(Items from a dataset)
——————

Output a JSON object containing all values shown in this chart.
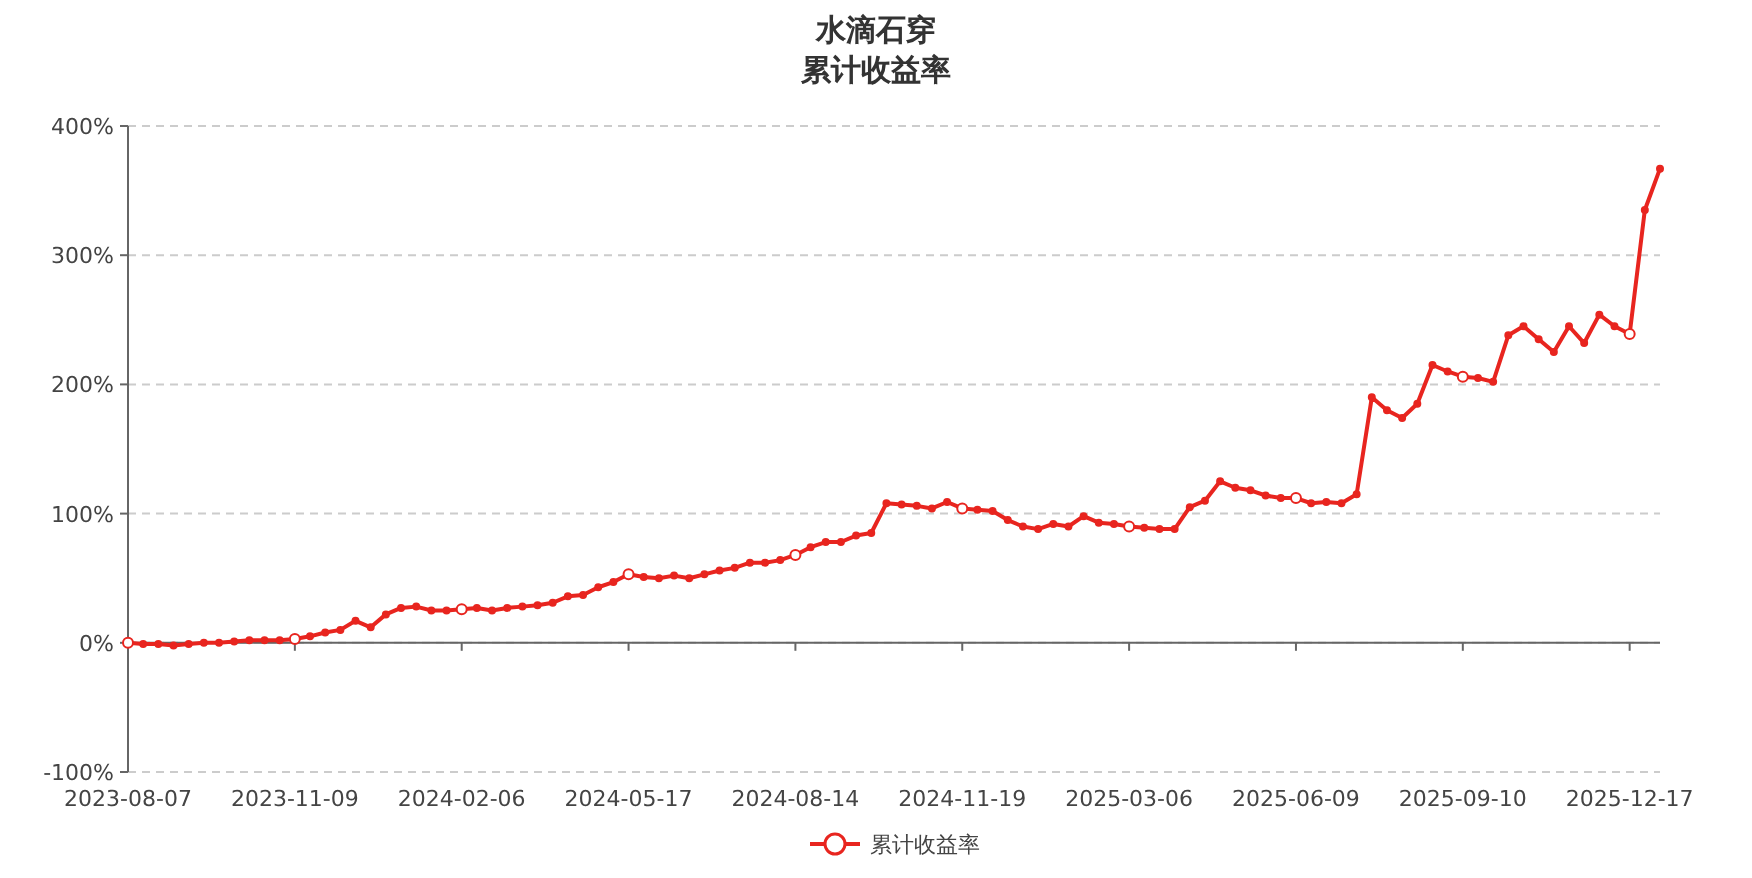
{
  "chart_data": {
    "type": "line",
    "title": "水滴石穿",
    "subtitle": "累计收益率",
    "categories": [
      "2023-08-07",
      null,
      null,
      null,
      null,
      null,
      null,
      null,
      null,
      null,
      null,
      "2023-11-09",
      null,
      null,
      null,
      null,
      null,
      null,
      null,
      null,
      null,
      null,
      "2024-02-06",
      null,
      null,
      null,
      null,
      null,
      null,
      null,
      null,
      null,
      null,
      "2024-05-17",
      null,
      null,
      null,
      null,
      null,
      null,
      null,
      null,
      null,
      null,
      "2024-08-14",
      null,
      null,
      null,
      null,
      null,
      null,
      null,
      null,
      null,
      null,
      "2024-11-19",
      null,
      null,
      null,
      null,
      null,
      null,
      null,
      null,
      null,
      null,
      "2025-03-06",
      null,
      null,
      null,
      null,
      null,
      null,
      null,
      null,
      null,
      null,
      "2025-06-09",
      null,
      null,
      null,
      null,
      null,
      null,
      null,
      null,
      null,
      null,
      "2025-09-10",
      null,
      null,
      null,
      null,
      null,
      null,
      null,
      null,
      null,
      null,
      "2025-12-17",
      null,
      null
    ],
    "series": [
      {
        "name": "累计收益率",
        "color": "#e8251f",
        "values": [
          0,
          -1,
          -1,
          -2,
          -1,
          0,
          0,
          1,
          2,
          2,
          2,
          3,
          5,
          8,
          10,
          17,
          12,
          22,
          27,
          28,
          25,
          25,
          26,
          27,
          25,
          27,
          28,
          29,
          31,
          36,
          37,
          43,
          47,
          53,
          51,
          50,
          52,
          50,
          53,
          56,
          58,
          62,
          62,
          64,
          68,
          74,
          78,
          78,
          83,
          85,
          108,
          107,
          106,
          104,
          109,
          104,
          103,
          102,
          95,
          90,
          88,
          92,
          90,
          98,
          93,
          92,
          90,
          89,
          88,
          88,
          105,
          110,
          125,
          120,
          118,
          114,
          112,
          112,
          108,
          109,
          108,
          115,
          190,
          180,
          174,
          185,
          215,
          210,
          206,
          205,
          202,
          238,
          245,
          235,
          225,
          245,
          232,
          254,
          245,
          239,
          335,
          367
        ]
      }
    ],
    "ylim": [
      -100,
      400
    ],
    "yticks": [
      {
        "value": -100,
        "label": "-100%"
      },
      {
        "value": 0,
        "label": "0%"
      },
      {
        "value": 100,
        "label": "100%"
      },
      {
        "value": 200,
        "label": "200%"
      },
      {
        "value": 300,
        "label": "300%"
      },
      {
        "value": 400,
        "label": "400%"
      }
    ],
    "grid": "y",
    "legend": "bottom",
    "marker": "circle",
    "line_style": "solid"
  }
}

——————

AIM – Return every line of the records exactly as given, pictures excluded.

OUTPUT –
Output a JSON object containing all values shown in this chart.
{
  "chart_data": {
    "type": "line",
    "title": "水滴石穿",
    "subtitle": "累计收益率",
    "categories": [
      "2023-08-07",
      null,
      null,
      null,
      null,
      null,
      null,
      null,
      null,
      null,
      null,
      "2023-11-09",
      null,
      null,
      null,
      null,
      null,
      null,
      null,
      null,
      null,
      null,
      "2024-02-06",
      null,
      null,
      null,
      null,
      null,
      null,
      null,
      null,
      null,
      null,
      "2024-05-17",
      null,
      null,
      null,
      null,
      null,
      null,
      null,
      null,
      null,
      null,
      "2024-08-14",
      null,
      null,
      null,
      null,
      null,
      null,
      null,
      null,
      null,
      null,
      "2024-11-19",
      null,
      null,
      null,
      null,
      null,
      null,
      null,
      null,
      null,
      null,
      "2025-03-06",
      null,
      null,
      null,
      null,
      null,
      null,
      null,
      null,
      null,
      null,
      "2025-06-09",
      null,
      null,
      null,
      null,
      null,
      null,
      null,
      null,
      null,
      null,
      "2025-09-10",
      null,
      null,
      null,
      null,
      null,
      null,
      null,
      null,
      null,
      null,
      "2025-12-17",
      null,
      null
    ],
    "series": [
      {
        "name": "累计收益率",
        "color": "#e8251f",
        "values": [
          0,
          -1,
          -1,
          -2,
          -1,
          0,
          0,
          1,
          2,
          2,
          2,
          3,
          5,
          8,
          10,
          17,
          12,
          22,
          27,
          28,
          25,
          25,
          26,
          27,
          25,
          27,
          28,
          29,
          31,
          36,
          37,
          43,
          47,
          53,
          51,
          50,
          52,
          50,
          53,
          56,
          58,
          62,
          62,
          64,
          68,
          74,
          78,
          78,
          83,
          85,
          108,
          107,
          106,
          104,
          109,
          104,
          103,
          102,
          95,
          90,
          88,
          92,
          90,
          98,
          93,
          92,
          90,
          89,
          88,
          88,
          105,
          110,
          125,
          120,
          118,
          114,
          112,
          112,
          108,
          109,
          108,
          115,
          190,
          180,
          174,
          185,
          215,
          210,
          206,
          205,
          202,
          238,
          245,
          235,
          225,
          245,
          232,
          254,
          245,
          239,
          335,
          367
        ]
      }
    ],
    "ylim": [
      -100,
      400
    ],
    "yticks": [
      {
        "value": -100,
        "label": "-100%"
      },
      {
        "value": 0,
        "label": "0%"
      },
      {
        "value": 100,
        "label": "100%"
      },
      {
        "value": 200,
        "label": "200%"
      },
      {
        "value": 300,
        "label": "300%"
      },
      {
        "value": 400,
        "label": "400%"
      }
    ],
    "grid": "y",
    "legend": "bottom",
    "marker": "circle",
    "line_style": "solid"
  }
}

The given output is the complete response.